# SET TASK:
Write out the material again word for word, dropping any images it holds.

# RECORDS SHOWN:
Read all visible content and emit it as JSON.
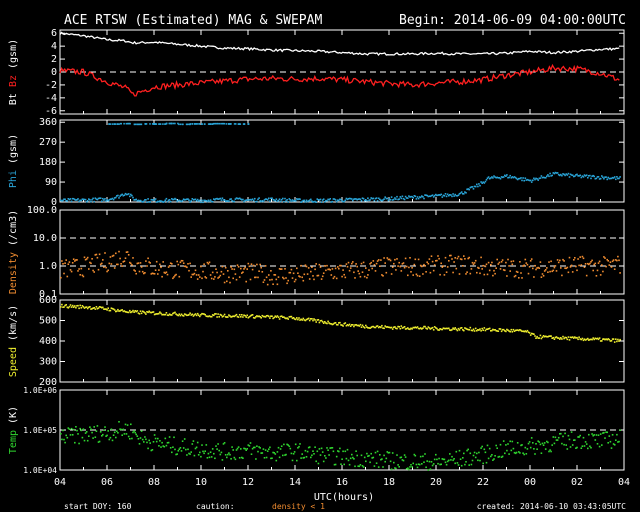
{
  "header": {
    "title": "ACE RTSW (Estimated) MAG & SWEPAM",
    "begin": "Begin: 2014-06-09 04:00:00UTC"
  },
  "footer": {
    "start_doy": "start DOY: 160",
    "caution_label": "caution:",
    "caution_text": "density < 1",
    "created": "created: 2014-06-10 03:43:05UTC"
  },
  "colors": {
    "background": "#000000",
    "frame": "#ffffff",
    "bt": "#ffffff",
    "bz": "#ff2020",
    "phi": "#29a3d6",
    "density": "#f08c30",
    "speed": "#ecec2e",
    "temp": "#2fd62f"
  },
  "chart_data": [
    {
      "type": "line",
      "panel": "mag",
      "ylabel_parts": [
        "Bt",
        "Bz",
        "(gsm)"
      ],
      "ylim": [
        -6.5,
        6.5
      ],
      "yticks": [
        -6,
        -4,
        -2,
        0,
        2,
        4,
        6
      ],
      "ytick_labels": [
        "-6",
        "-4",
        "-2",
        "0",
        "2",
        "4",
        "6"
      ],
      "dashed_y": 0,
      "x": [
        0,
        1,
        2,
        2.8,
        3.1,
        4,
        5,
        6,
        7,
        8,
        9,
        10,
        11,
        12,
        13,
        14,
        15,
        16,
        17,
        18,
        19,
        20,
        21,
        22,
        23,
        23.8
      ],
      "series": [
        {
          "name": "Bt",
          "color_key": "bt",
          "values": [
            6.0,
            5.6,
            5.0,
            4.8,
            4.5,
            4.6,
            4.3,
            4.0,
            3.7,
            3.6,
            3.4,
            3.3,
            3.2,
            3.0,
            2.8,
            2.8,
            2.8,
            2.9,
            2.8,
            2.8,
            2.9,
            3.2,
            3.0,
            3.2,
            3.5,
            3.6
          ]
        },
        {
          "name": "Bz",
          "color_key": "bz",
          "values": [
            0.2,
            0.0,
            -1.5,
            -2.5,
            -3.5,
            -2.3,
            -2.0,
            -1.7,
            -1.4,
            -1.1,
            -1.0,
            -1.1,
            -1.0,
            -1.2,
            -1.5,
            -1.8,
            -2.0,
            -1.7,
            -1.5,
            -1.2,
            -0.5,
            0.0,
            0.6,
            0.5,
            -0.2,
            -1.2
          ]
        }
      ]
    },
    {
      "type": "scatter",
      "panel": "phi",
      "ylabel": "Phi (gsm)",
      "color_key": "phi",
      "ylim": [
        0,
        370
      ],
      "yticks": [
        0,
        90,
        180,
        270,
        360
      ],
      "ytick_labels": [
        "0",
        "90",
        "180",
        "270",
        "360"
      ],
      "x": [
        0,
        1,
        2,
        2.5,
        2.8,
        3.2,
        4,
        5,
        6,
        7,
        8,
        9,
        10,
        11,
        12,
        13,
        14,
        15,
        16,
        17,
        17.8,
        18.2,
        19,
        20,
        21,
        22,
        23,
        23.8
      ],
      "values": [
        10,
        12,
        15,
        30,
        45,
        12,
        10,
        12,
        10,
        15,
        12,
        15,
        10,
        10,
        12,
        15,
        18,
        25,
        30,
        40,
        80,
        110,
        120,
        100,
        130,
        120,
        115,
        110
      ],
      "wrap_x": [
        2.0,
        2.5,
        3.0,
        3.5,
        4.0,
        4.5,
        5.0,
        5.5,
        6.0,
        6.5,
        7.0,
        7.5
      ],
      "wrap_values": [
        355,
        357,
        354,
        356,
        355,
        358,
        354,
        356,
        355,
        357,
        356,
        355
      ]
    },
    {
      "type": "scatter",
      "panel": "density",
      "ylabel": "Density (/cm3)",
      "color_key": "density",
      "scale": "log",
      "ylim": [
        0.1,
        100
      ],
      "yticks": [
        0.1,
        1,
        10,
        100
      ],
      "ytick_labels": [
        "0.1",
        "1.0",
        "10.0",
        "100.0"
      ],
      "dashed_y": [
        1,
        10
      ],
      "x": [
        0,
        1,
        2,
        2.8,
        3.2,
        4,
        5,
        6,
        7,
        8,
        9,
        10,
        11,
        12,
        13,
        14,
        15,
        16,
        17,
        18,
        19,
        20,
        21,
        22,
        23,
        23.8
      ],
      "values": [
        0.8,
        1.0,
        1.5,
        2.5,
        1.2,
        0.9,
        0.8,
        0.7,
        0.6,
        0.6,
        0.5,
        0.5,
        0.6,
        0.7,
        0.8,
        1.0,
        1.0,
        1.1,
        1.2,
        1.0,
        0.9,
        0.9,
        1.0,
        1.1,
        1.0,
        1.2
      ]
    },
    {
      "type": "scatter",
      "panel": "speed",
      "ylabel": "Speed (km/s)",
      "color_key": "speed",
      "ylim": [
        200,
        600
      ],
      "yticks": [
        200,
        300,
        400,
        500,
        600
      ],
      "ytick_labels": [
        "200",
        "300",
        "400",
        "500",
        "600"
      ],
      "x": [
        0,
        1,
        2,
        3,
        4,
        5,
        6,
        7,
        8,
        9,
        10,
        11,
        12,
        13,
        14,
        15,
        16,
        17,
        18,
        19,
        19.8,
        20.2,
        21,
        22,
        23,
        23.8
      ],
      "values": [
        575,
        570,
        560,
        545,
        540,
        535,
        530,
        528,
        525,
        520,
        515,
        500,
        485,
        475,
        470,
        468,
        465,
        462,
        460,
        455,
        450,
        425,
        420,
        415,
        410,
        405
      ]
    },
    {
      "type": "scatter",
      "panel": "temp",
      "ylabel": "Temp (K)",
      "color_key": "temp",
      "scale": "log",
      "ylim": [
        10000,
        1000000
      ],
      "yticks": [
        10000,
        100000,
        1000000
      ],
      "ytick_labels": [
        "1.0E+04",
        "1.0E+05",
        "1.0E+06"
      ],
      "dashed_y": [
        100000
      ],
      "x": [
        0,
        1,
        2,
        2.8,
        3.5,
        4,
        5,
        6,
        7,
        8,
        9,
        10,
        11,
        12,
        13,
        14,
        15,
        16,
        17,
        18,
        19,
        20,
        21,
        22,
        23,
        23.8
      ],
      "values": [
        70000,
        80000,
        90000,
        110000,
        60000,
        50000,
        40000,
        35000,
        30000,
        32000,
        28000,
        30000,
        25000,
        22000,
        20000,
        18000,
        17000,
        16000,
        20000,
        25000,
        35000,
        40000,
        50000,
        60000,
        55000,
        65000
      ]
    },
    {
      "panel": "x-axis",
      "xlabel": "UTC(hours)",
      "xlim": [
        0,
        24
      ],
      "xticks": [
        0,
        2,
        4,
        6,
        8,
        10,
        12,
        14,
        16,
        18,
        20,
        22,
        24
      ],
      "xtick_labels": [
        "04",
        "06",
        "08",
        "10",
        "12",
        "14",
        "16",
        "18",
        "20",
        "22",
        "00",
        "02",
        "04"
      ]
    }
  ]
}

# OUTPUT BELOW:
Read all visible content and emit it as JSON.
{
  "header": {
    "title": "ACE RTSW (Estimated) MAG & SWEPAM",
    "begin": "Begin: 2014-06-09 04:00:00UTC"
  },
  "footer": {
    "start_doy": "start DOY: 160",
    "caution_label": "caution:",
    "caution_text": "density < 1",
    "created": "created: 2014-06-10 03:43:05UTC"
  },
  "colors": {
    "background": "#000000",
    "frame": "#ffffff",
    "bt": "#ffffff",
    "bz": "#ff2020",
    "phi": "#29a3d6",
    "density": "#f08c30",
    "speed": "#ecec2e",
    "temp": "#2fd62f"
  },
  "chart_data": [
    {
      "type": "line",
      "panel": "mag",
      "ylabel_parts": [
        "Bt",
        "Bz",
        "(gsm)"
      ],
      "ylim": [
        -6.5,
        6.5
      ],
      "yticks": [
        -6,
        -4,
        -2,
        0,
        2,
        4,
        6
      ],
      "ytick_labels": [
        "-6",
        "-4",
        "-2",
        "0",
        "2",
        "4",
        "6"
      ],
      "dashed_y": 0,
      "x": [
        0,
        1,
        2,
        2.8,
        3.1,
        4,
        5,
        6,
        7,
        8,
        9,
        10,
        11,
        12,
        13,
        14,
        15,
        16,
        17,
        18,
        19,
        20,
        21,
        22,
        23,
        23.8
      ],
      "series": [
        {
          "name": "Bt",
          "color_key": "bt",
          "values": [
            6.0,
            5.6,
            5.0,
            4.8,
            4.5,
            4.6,
            4.3,
            4.0,
            3.7,
            3.6,
            3.4,
            3.3,
            3.2,
            3.0,
            2.8,
            2.8,
            2.8,
            2.9,
            2.8,
            2.8,
            2.9,
            3.2,
            3.0,
            3.2,
            3.5,
            3.6
          ]
        },
        {
          "name": "Bz",
          "color_key": "bz",
          "values": [
            0.2,
            0.0,
            -1.5,
            -2.5,
            -3.5,
            -2.3,
            -2.0,
            -1.7,
            -1.4,
            -1.1,
            -1.0,
            -1.1,
            -1.0,
            -1.2,
            -1.5,
            -1.8,
            -2.0,
            -1.7,
            -1.5,
            -1.2,
            -0.5,
            0.0,
            0.6,
            0.5,
            -0.2,
            -1.2
          ]
        }
      ]
    },
    {
      "type": "scatter",
      "panel": "phi",
      "ylabel": "Phi (gsm)",
      "color_key": "phi",
      "ylim": [
        0,
        370
      ],
      "yticks": [
        0,
        90,
        180,
        270,
        360
      ],
      "ytick_labels": [
        "0",
        "90",
        "180",
        "270",
        "360"
      ],
      "x": [
        0,
        1,
        2,
        2.5,
        2.8,
        3.2,
        4,
        5,
        6,
        7,
        8,
        9,
        10,
        11,
        12,
        13,
        14,
        15,
        16,
        17,
        17.8,
        18.2,
        19,
        20,
        21,
        22,
        23,
        23.8
      ],
      "values": [
        10,
        12,
        15,
        30,
        45,
        12,
        10,
        12,
        10,
        15,
        12,
        15,
        10,
        10,
        12,
        15,
        18,
        25,
        30,
        40,
        80,
        110,
        120,
        100,
        130,
        120,
        115,
        110
      ],
      "wrap_x": [
        2.0,
        2.5,
        3.0,
        3.5,
        4.0,
        4.5,
        5.0,
        5.5,
        6.0,
        6.5,
        7.0,
        7.5
      ],
      "wrap_values": [
        355,
        357,
        354,
        356,
        355,
        358,
        354,
        356,
        355,
        357,
        356,
        355
      ]
    },
    {
      "type": "scatter",
      "panel": "density",
      "ylabel": "Density (/cm3)",
      "color_key": "density",
      "scale": "log",
      "ylim": [
        0.1,
        100
      ],
      "yticks": [
        0.1,
        1,
        10,
        100
      ],
      "ytick_labels": [
        "0.1",
        "1.0",
        "10.0",
        "100.0"
      ],
      "dashed_y": [
        1,
        10
      ],
      "x": [
        0,
        1,
        2,
        2.8,
        3.2,
        4,
        5,
        6,
        7,
        8,
        9,
        10,
        11,
        12,
        13,
        14,
        15,
        16,
        17,
        18,
        19,
        20,
        21,
        22,
        23,
        23.8
      ],
      "values": [
        0.8,
        1.0,
        1.5,
        2.5,
        1.2,
        0.9,
        0.8,
        0.7,
        0.6,
        0.6,
        0.5,
        0.5,
        0.6,
        0.7,
        0.8,
        1.0,
        1.0,
        1.1,
        1.2,
        1.0,
        0.9,
        0.9,
        1.0,
        1.1,
        1.0,
        1.2
      ]
    },
    {
      "type": "scatter",
      "panel": "speed",
      "ylabel": "Speed (km/s)",
      "color_key": "speed",
      "ylim": [
        200,
        600
      ],
      "yticks": [
        200,
        300,
        400,
        500,
        600
      ],
      "ytick_labels": [
        "200",
        "300",
        "400",
        "500",
        "600"
      ],
      "x": [
        0,
        1,
        2,
        3,
        4,
        5,
        6,
        7,
        8,
        9,
        10,
        11,
        12,
        13,
        14,
        15,
        16,
        17,
        18,
        19,
        19.8,
        20.2,
        21,
        22,
        23,
        23.8
      ],
      "values": [
        575,
        570,
        560,
        545,
        540,
        535,
        530,
        528,
        525,
        520,
        515,
        500,
        485,
        475,
        470,
        468,
        465,
        462,
        460,
        455,
        450,
        425,
        420,
        415,
        410,
        405
      ]
    },
    {
      "type": "scatter",
      "panel": "temp",
      "ylabel": "Temp (K)",
      "color_key": "temp",
      "scale": "log",
      "ylim": [
        10000,
        1000000
      ],
      "yticks": [
        10000,
        100000,
        1000000
      ],
      "ytick_labels": [
        "1.0E+04",
        "1.0E+05",
        "1.0E+06"
      ],
      "dashed_y": [
        100000
      ],
      "x": [
        0,
        1,
        2,
        2.8,
        3.5,
        4,
        5,
        6,
        7,
        8,
        9,
        10,
        11,
        12,
        13,
        14,
        15,
        16,
        17,
        18,
        19,
        20,
        21,
        22,
        23,
        23.8
      ],
      "values": [
        70000,
        80000,
        90000,
        110000,
        60000,
        50000,
        40000,
        35000,
        30000,
        32000,
        28000,
        30000,
        25000,
        22000,
        20000,
        18000,
        17000,
        16000,
        20000,
        25000,
        35000,
        40000,
        50000,
        60000,
        55000,
        65000
      ]
    },
    {
      "panel": "x-axis",
      "xlabel": "UTC(hours)",
      "xlim": [
        0,
        24
      ],
      "xticks": [
        0,
        2,
        4,
        6,
        8,
        10,
        12,
        14,
        16,
        18,
        20,
        22,
        24
      ],
      "xtick_labels": [
        "04",
        "06",
        "08",
        "10",
        "12",
        "14",
        "16",
        "18",
        "20",
        "22",
        "00",
        "02",
        "04"
      ]
    }
  ]
}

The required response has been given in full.